**Given request**
Reproduce all the material exactly, minus any pictures it holds.

(Data listing)
--- begin ---

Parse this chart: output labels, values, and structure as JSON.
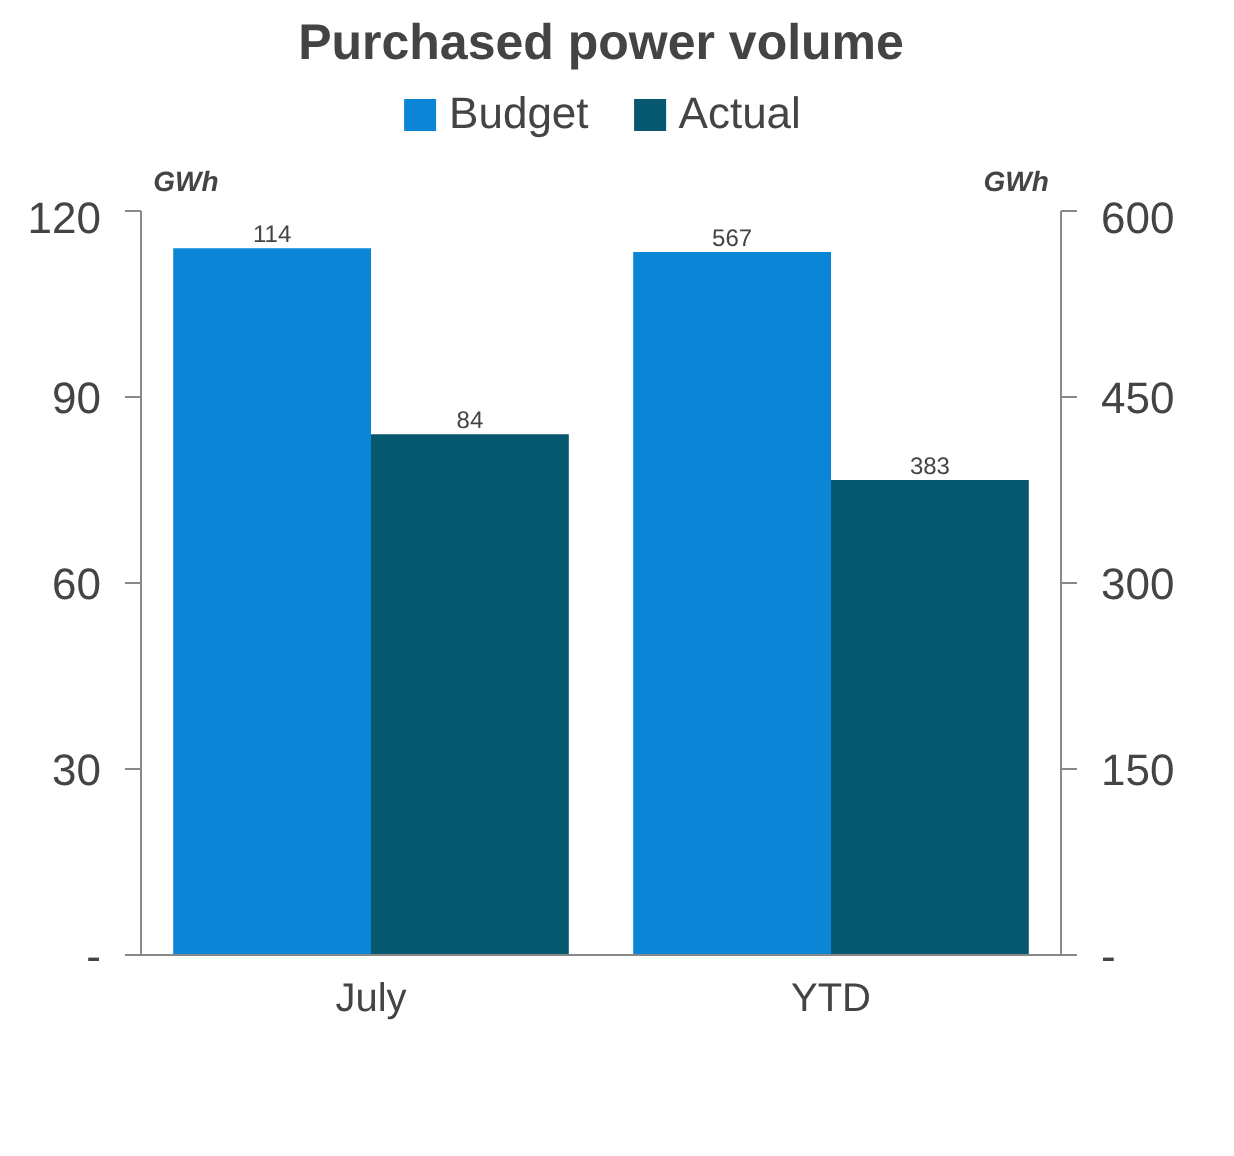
{
  "chart_data": {
    "type": "bar",
    "title": "Purchased power volume",
    "categories": [
      "July",
      "YTD"
    ],
    "series": [
      {
        "name": "Budget",
        "color": "#0b86d6",
        "values": [
          114,
          null
        ]
      },
      {
        "name": "Actual",
        "color": "#06586f",
        "values": [
          84,
          null
        ]
      },
      {
        "color": "#0b86d6",
        "values": [
          null,
          567
        ],
        "axis": "y2"
      },
      {
        "color": "#06586f",
        "values": [
          null,
          383
        ],
        "axis": "y2"
      }
    ],
    "ylabel": "GWh",
    "y2label": "GWh",
    "ylim": [
      0,
      120
    ],
    "yticks": [
      {
        "value": 0,
        "label": "-"
      },
      30,
      60,
      90,
      120
    ],
    "y2lim": [
      0,
      600
    ],
    "y2ticks": [
      {
        "value": 0,
        "label": "-"
      },
      150,
      300,
      450,
      600
    ],
    "data_labels": true,
    "legend": "top",
    "grid": false
  }
}
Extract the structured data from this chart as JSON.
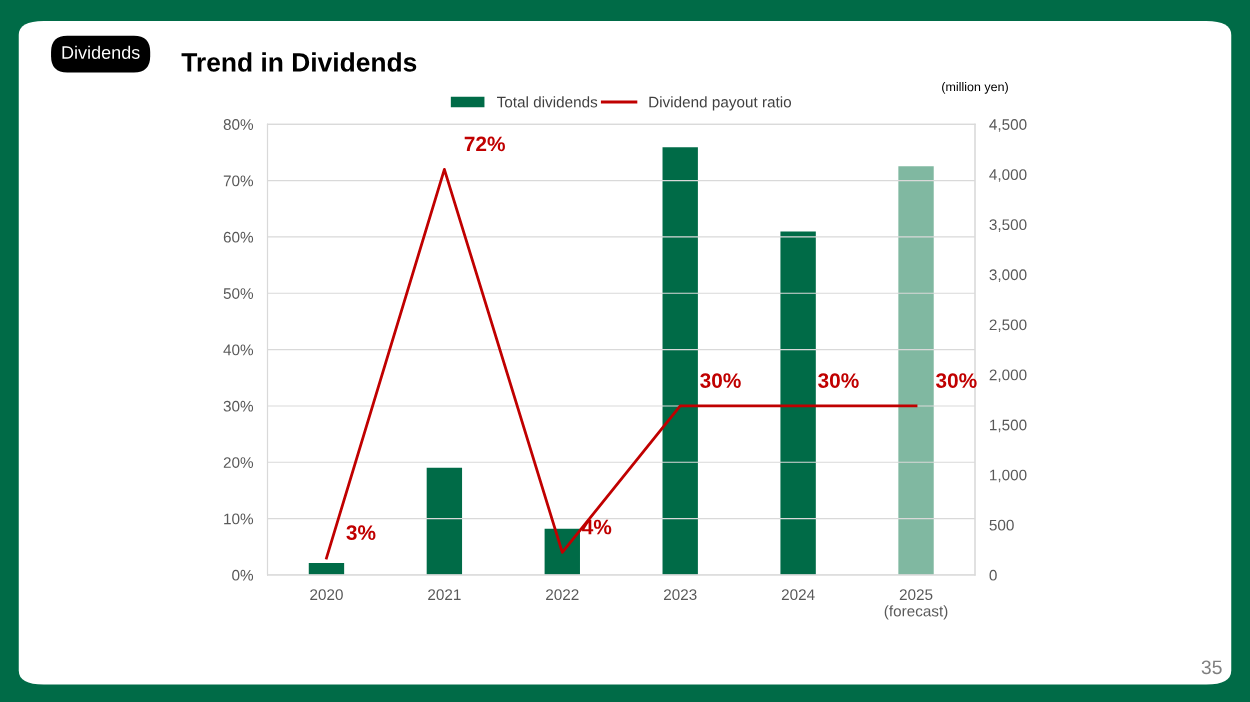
{
  "chart_data": {
    "type": "bar",
    "title": "Trend in Dividends",
    "categories": [
      "2020",
      "2021",
      "2022",
      "2023",
      "2024",
      "2025\n(forecast)"
    ],
    "series": [
      {
        "name": "Total dividends",
        "axis": "y2",
        "color": "#006b47",
        "colors": [
          "#006b47",
          "#006b47",
          "#006b47",
          "#006b47",
          "#006b47",
          "#80b8a1"
        ],
        "values": [
          120,
          1070,
          460,
          4270,
          3430,
          4080
        ]
      },
      {
        "name": "Dividend payout ratio",
        "type": "line",
        "axis": "y",
        "color": "#c00000",
        "values": [
          3,
          72,
          4,
          30,
          30,
          30
        ],
        "value_labels": [
          "3%",
          "72%",
          "4%",
          "30%",
          "30%",
          "30%"
        ]
      }
    ],
    "ylim": [
      0,
      80
    ],
    "yticks": [
      {
        "value": 0,
        "label": "0%"
      },
      {
        "value": 10,
        "label": "10%"
      },
      {
        "value": 20,
        "label": "20%"
      },
      {
        "value": 30,
        "label": "30%"
      },
      {
        "value": 40,
        "label": "40%"
      },
      {
        "value": 50,
        "label": "50%"
      },
      {
        "value": 60,
        "label": "60%"
      },
      {
        "value": 70,
        "label": "70%"
      },
      {
        "value": 80,
        "label": "80%"
      }
    ],
    "y2lim": [
      0,
      4500
    ],
    "y2ticks": [
      0,
      500,
      {
        "value": 1000,
        "label": "1,000"
      },
      {
        "value": 1500,
        "label": "1,500"
      },
      {
        "value": 2000,
        "label": "2,000"
      },
      {
        "value": 2500,
        "label": "2,500"
      },
      {
        "value": 3000,
        "label": "3,000"
      },
      {
        "value": 3500,
        "label": "3,500"
      },
      {
        "value": 4000,
        "label": "4,000"
      },
      {
        "value": 4500,
        "label": "4,500"
      }
    ],
    "y2label": "(million yen)",
    "grid": "y",
    "legend": "top",
    "marker": "none",
    "line_style": "solid",
    "annotations": [
      "Dividends",
      "35"
    ]
  }
}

--- end ---

**Answer below**
Parse this chart: output labels, values, and structure as JSON.
{
  "chart_data": {
    "type": "bar",
    "title": "Purchased power volume",
    "categories": [
      "July",
      "YTD"
    ],
    "series": [
      {
        "name": "Budget",
        "color": "#0b86d6",
        "values": [
          114,
          null
        ]
      },
      {
        "name": "Actual",
        "color": "#06586f",
        "values": [
          84,
          null
        ]
      },
      {
        "color": "#0b86d6",
        "values": [
          null,
          567
        ],
        "axis": "y2"
      },
      {
        "color": "#06586f",
        "values": [
          null,
          383
        ],
        "axis": "y2"
      }
    ],
    "ylabel": "GWh",
    "y2label": "GWh",
    "ylim": [
      0,
      120
    ],
    "yticks": [
      {
        "value": 0,
        "label": "-"
      },
      30,
      60,
      90,
      120
    ],
    "y2lim": [
      0,
      600
    ],
    "y2ticks": [
      {
        "value": 0,
        "label": "-"
      },
      150,
      300,
      450,
      600
    ],
    "data_labels": true,
    "legend": "top",
    "grid": false
  }
}
Extract the structured data from this chart as JSON.
{
  "chart_data": {
    "type": "bar",
    "title": "Trend in Dividends",
    "categories": [
      "2020",
      "2021",
      "2022",
      "2023",
      "2024",
      "2025\n(forecast)"
    ],
    "series": [
      {
        "name": "Total dividends",
        "axis": "y2",
        "color": "#006b47",
        "colors": [
          "#006b47",
          "#006b47",
          "#006b47",
          "#006b47",
          "#006b47",
          "#80b8a1"
        ],
        "values": [
          120,
          1070,
          460,
          4270,
          3430,
          4080
        ]
      },
      {
        "name": "Dividend payout ratio",
        "type": "line",
        "axis": "y",
        "color": "#c00000",
        "values": [
          3,
          72,
          4,
          30,
          30,
          30
        ],
        "value_labels": [
          "3%",
          "72%",
          "4%",
          "30%",
          "30%",
          "30%"
        ]
      }
    ],
    "ylim": [
      0,
      80
    ],
    "yticks": [
      {
        "value": 0,
        "label": "0%"
      },
      {
        "value": 10,
        "label": "10%"
      },
      {
        "value": 20,
        "label": "20%"
      },
      {
        "value": 30,
        "label": "30%"
      },
      {
        "value": 40,
        "label": "40%"
      },
      {
        "value": 50,
        "label": "50%"
      },
      {
        "value": 60,
        "label": "60%"
      },
      {
        "value": 70,
        "label": "70%"
      },
      {
        "value": 80,
        "label": "80%"
      }
    ],
    "y2lim": [
      0,
      4500
    ],
    "y2ticks": [
      0,
      500,
      {
        "value": 1000,
        "label": "1,000"
      },
      {
        "value": 1500,
        "label": "1,500"
      },
      {
        "value": 2000,
        "label": "2,000"
      },
      {
        "value": 2500,
        "label": "2,500"
      },
      {
        "value": 3000,
        "label": "3,000"
      },
      {
        "value": 3500,
        "label": "3,500"
      },
      {
        "value": 4000,
        "label": "4,000"
      },
      {
        "value": 4500,
        "label": "4,500"
      }
    ],
    "y2label": "(million yen)",
    "grid": "y",
    "legend": "top",
    "marker": "none",
    "line_style": "solid",
    "annotations": [
      "Dividends",
      "35"
    ]
  }
}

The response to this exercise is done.